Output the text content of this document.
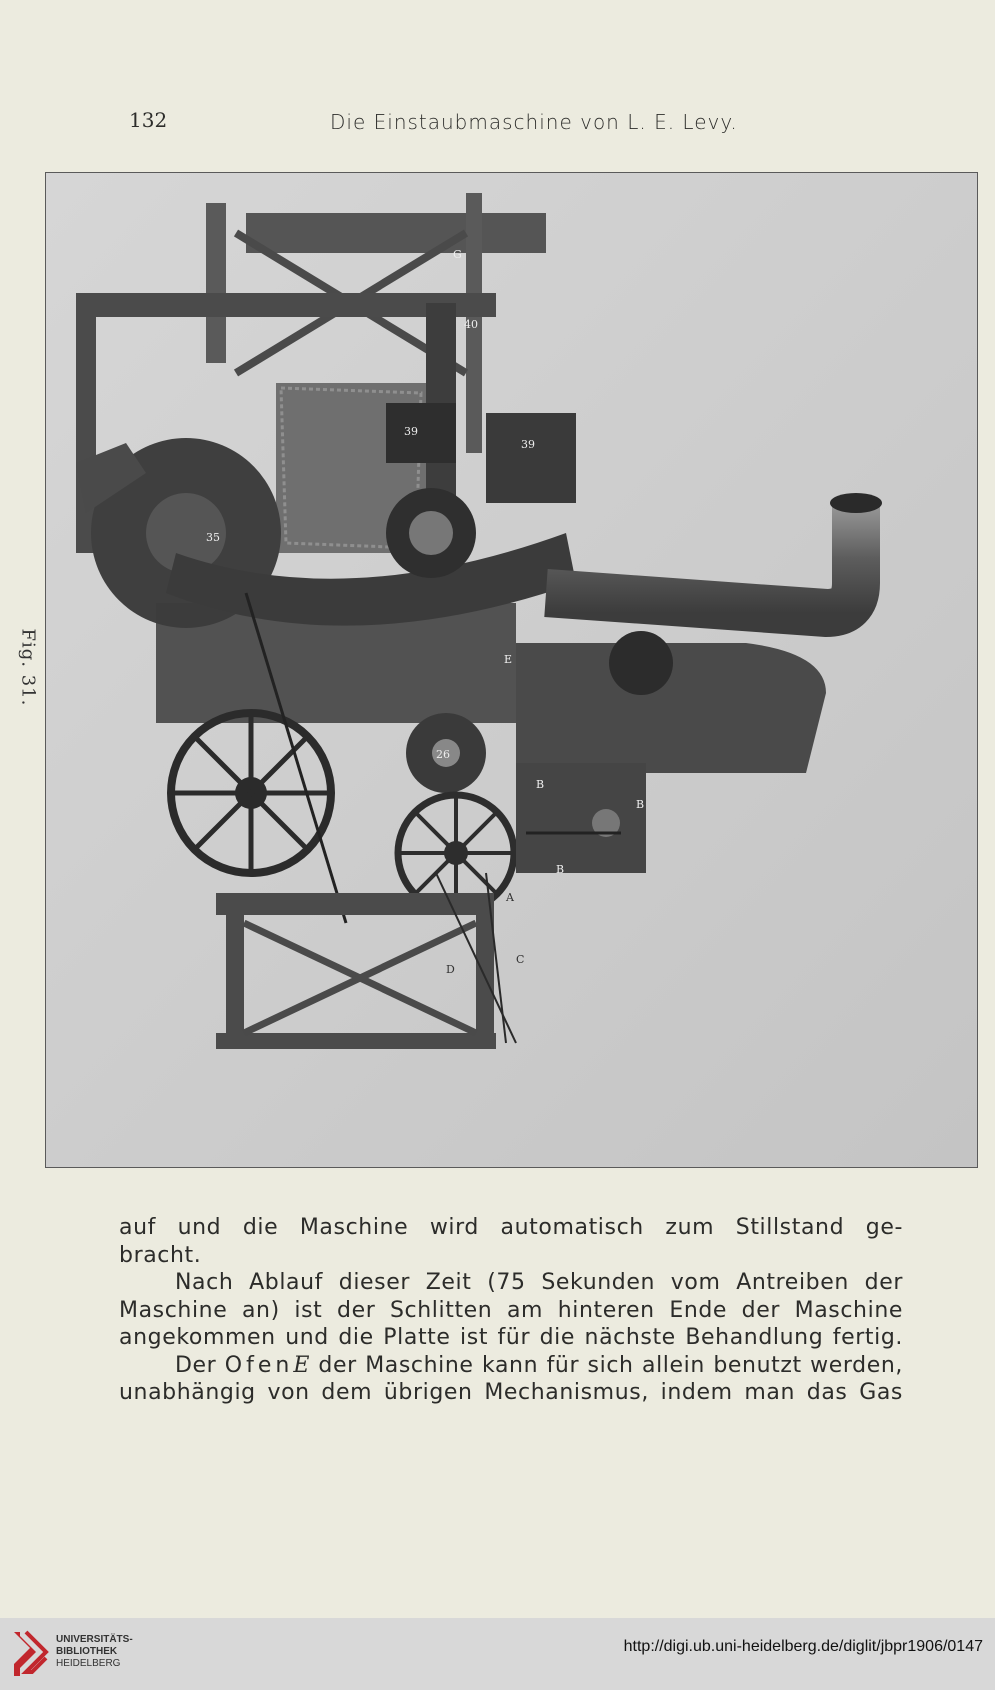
132	Die Einstaubmaschine von L. E. Levy.
Fig. 31.
G
40
39
39
35
E
26
B
B
B
A
C
D
auf und die Maschine wird automatisch zum Stillstand ge-
bracht.
Nach Ablauf dieser Zeit (75 Sekunden vom Antreiben der
Maschine an) ist der Schlitten am hinteren Ende der Maschine
angekommen und die Platte ist für die nächste Behandlung fertig.
Der OfenE der Maschine kann für sich allein benutzt werden,
unabhängig von dem übrigen Mechanismus, indem man das Gas
UNIVERSITÄTS-
BIBLIOTHEK
HEIDELBERG
http://digi.ub.uni-heidelberg.de/diglit/jbpr1906/0147
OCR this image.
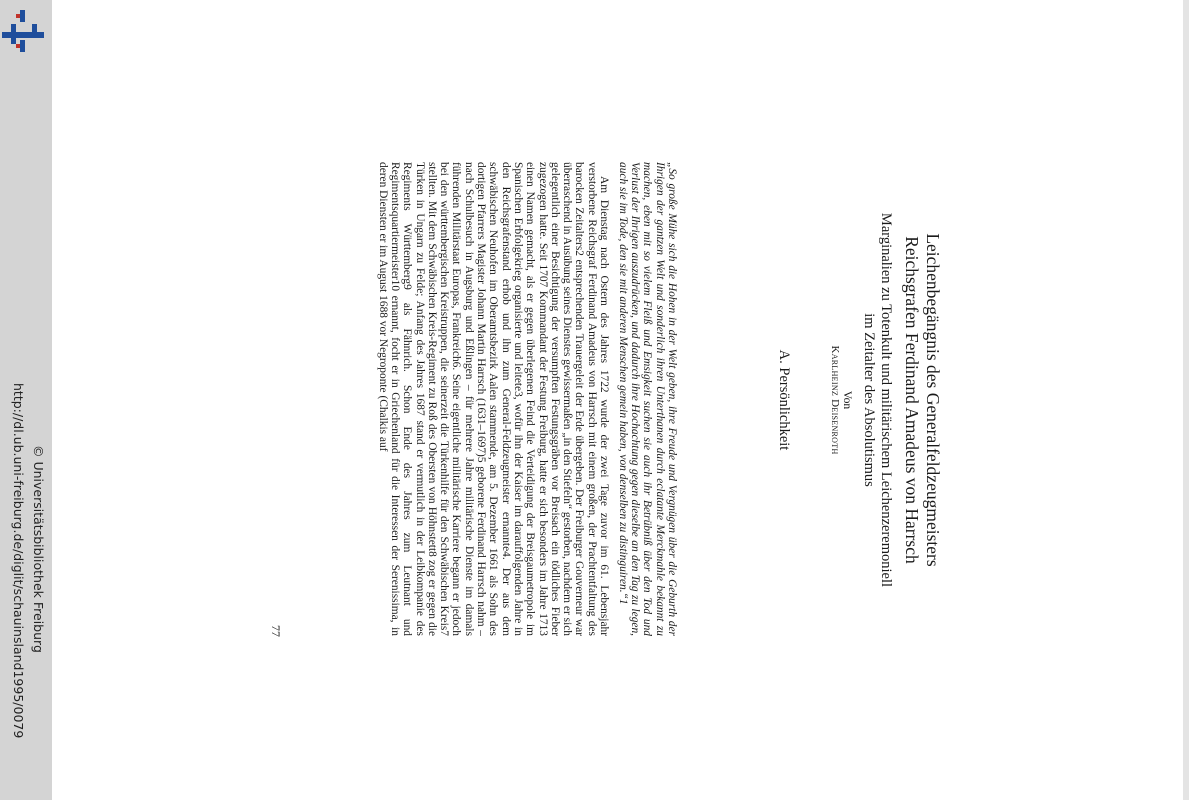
http://dl.ub.uni-freiburg.de/diglit/schauinsland1995/0079 © Universitätsbibliothek Freiburg	Leichenbegängnis des Generalfeldzeugmeisters
Reichsgrafen Ferdinand Amadeus von Harrsch
Marginalien zu Totenkult und militärischem Leichenzeremoniell
im Zeitalter des Absolutismus
Von
Karlheinz Deisenroth
A. Persönlichkeit

„So große Mühe sich die Hohen in der Welt geben, ihre Freude und Vergnügen über die Geburth der Ihrigen der gantzen Welt und sonderlich ihren Unterthanen durch eclatante Merckmahle bekannt zu machen, eben mit so vielem Fleiß und Emsigkeit suchen sie auch ihr Betrübniß über den Tod und Verlust der Ihrigen auszudrücken, und dadurch ihre Hochachtung gegen dieselbe an den Tag zu legen, auch sie im Tode, den sie mit anderen Menschen gemein haben, von denselben zu distinguiren.“1

Am Dienstag nach Ostern des Jahres 1722 wurde der zwei Tage zuvor im 61. Lebensjahr verstorbene Reichsgraf Ferdinand Amadeus von Harrsch mit einem großen, der Prachtentfaltung des barocken Zeitalters2 entsprechenden Trauergeleit der Erde übergeben. Der Freiburger Gouverneur war überraschend in Ausübung seines Dienstes gewissermaßen „in den Stiefeln“ gestorben, nachdem er sich gelegentlich einer Besichtigung der versumpften Festungsgräben vor Breisach ein tödliches Fieber zugezogen hatte. Seit 1707 Kommandant der Festung Freiburg, hatte er sich besonders im Jahre 1713 einen Namen gemacht, als er gegen überlegenen Feind die Verteidigung der Breisgaumetropole im Spanischen Erbfolgekrieg organisierte und leitete3, wofür ihn der Kaiser im darauffolgenden Jahre in den Reichsgrafenstand erhob und ihn zum General-Feldzeugmeister ernannte4. Der aus dem schwäbischen Neuhofen im Oberamtsbezirk Aalen stammende, am 5. Dezember 1661 als Sohn des dortigen Pfarrers Magister Johann Martin Harrsch (1631–1697)5 geborene Ferdinand Harrsch nahm – nach Schulbesuch in Augsburg und Eßlingen – für mehrere Jahre militärische Dienste im damals führenden Militärstaat Europas, Frankreich6. Seine eigentliche militärische Karriere begann er jedoch bei den württembergischen Kreistruppen, die seinerzeit die Türkenhilfe für den Schwäbischen Kreis7 stellten. Mit dem Schwäbischen Kreis-Regiment zu Roß des Obersten von Höhnstett8 zog er gegen die Türken in Ungarn zu Felde; Anfang des Jahres 1687 stand er vermutlich in der Leibkompanie des Regiments Württemberg9 als Fähnrich. Schon Ende des Jahres zum Leutnant und Regimentsquartiermeister10 ernannt, focht er in Griechenland für die Interessen der Serenissima, in deren Diensten er im August 1688 vor Negroponte (Chalkis auf

77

++++++

### WHAT NEEDS TO BE DONE
All of the entries above should be duplicated exactly, except for the pictures.

### EXERCISE RESULT
Output the text content of this document.
132	Die Einstaubmaschine von L. E. Levy.
Fig. 31.
G
40
39
39
35
E
26
B
B
B
A
C
D
auf und die Maschine wird automatisch zum Stillstand ge-
bracht.
Nach Ablauf dieser Zeit (75 Sekunden vom Antreiben der
Maschine an) ist der Schlitten am hinteren Ende der Maschine
angekommen und die Platte ist für die nächste Behandlung fertig.
Der OfenE der Maschine kann für sich allein benutzt werden,
unabhängig von dem übrigen Mechanismus, indem man das Gas
UNIVERSITÄTS-
BIBLIOTHEK
HEIDELBERG
http://digi.ub.uni-heidelberg.de/diglit/jbpr1906/0147
OCR this image.
http://dl.ub.uni-freiburg.de/diglit/schauinsland1995/0079 © Universitätsbibliothek Freiburg	Leichenbegängnis des Generalfeldzeugmeisters
Reichsgrafen Ferdinand Amadeus von Harrsch
Marginalien zu Totenkult und militärischem Leichenzeremoniell
im Zeitalter des Absolutismus
Von
Karlheinz Deisenroth
A. Persönlichkeit

„So große Mühe sich die Hohen in der Welt geben, ihre Freude und Vergnügen über die Geburth der Ihrigen der gantzen Welt und sonderlich ihren Unterthanen durch eclatante Merckmahle bekannt zu machen, eben mit so vielem Fleiß und Emsigkeit suchen sie auch ihr Betrübniß über den Tod und Verlust der Ihrigen auszudrücken, und dadurch ihre Hochachtung gegen dieselbe an den Tag zu legen, auch sie im Tode, den sie mit anderen Menschen gemein haben, von denselben zu distinguiren.“1

Am Dienstag nach Ostern des Jahres 1722 wurde der zwei Tage zuvor im 61. Lebensjahr verstorbene Reichsgraf Ferdinand Amadeus von Harrsch mit einem großen, der Prachtentfaltung des barocken Zeitalters2 entsprechenden Trauergeleit der Erde übergeben. Der Freiburger Gouverneur war überraschend in Ausübung seines Dienstes gewissermaßen „in den Stiefeln“ gestorben, nachdem er sich gelegentlich einer Besichtigung der versumpften Festungsgräben vor Breisach ein tödliches Fieber zugezogen hatte. Seit 1707 Kommandant der Festung Freiburg, hatte er sich besonders im Jahre 1713 einen Namen gemacht, als er gegen überlegenen Feind die Verteidigung der Breisgaumetropole im Spanischen Erbfolgekrieg organisierte und leitete3, wofür ihn der Kaiser im darauffolgenden Jahre in den Reichsgrafenstand erhob und ihn zum General-Feldzeugmeister ernannte4. Der aus dem schwäbischen Neuhofen im Oberamtsbezirk Aalen stammende, am 5. Dezember 1661 als Sohn des dortigen Pfarrers Magister Johann Martin Harrsch (1631–1697)5 geborene Ferdinand Harrsch nahm – nach Schulbesuch in Augsburg und Eßlingen – für mehrere Jahre militärische Dienste im damals führenden Militärstaat Europas, Frankreich6. Seine eigentliche militärische Karriere begann er jedoch bei den württembergischen Kreistruppen, die seinerzeit die Türkenhilfe für den Schwäbischen Kreis7 stellten. Mit dem Schwäbischen Kreis-Regiment zu Roß des Obersten von Höhnstett8 zog er gegen die Türken in Ungarn zu Felde; Anfang des Jahres 1687 stand er vermutlich in der Leibkompanie des Regiments Württemberg9 als Fähnrich. Schon Ende des Jahres zum Leutnant und Regimentsquartiermeister10 ernannt, focht er in Griechenland für die Interessen der Serenissima, in deren Diensten er im August 1688 vor Negroponte (Chalkis auf

77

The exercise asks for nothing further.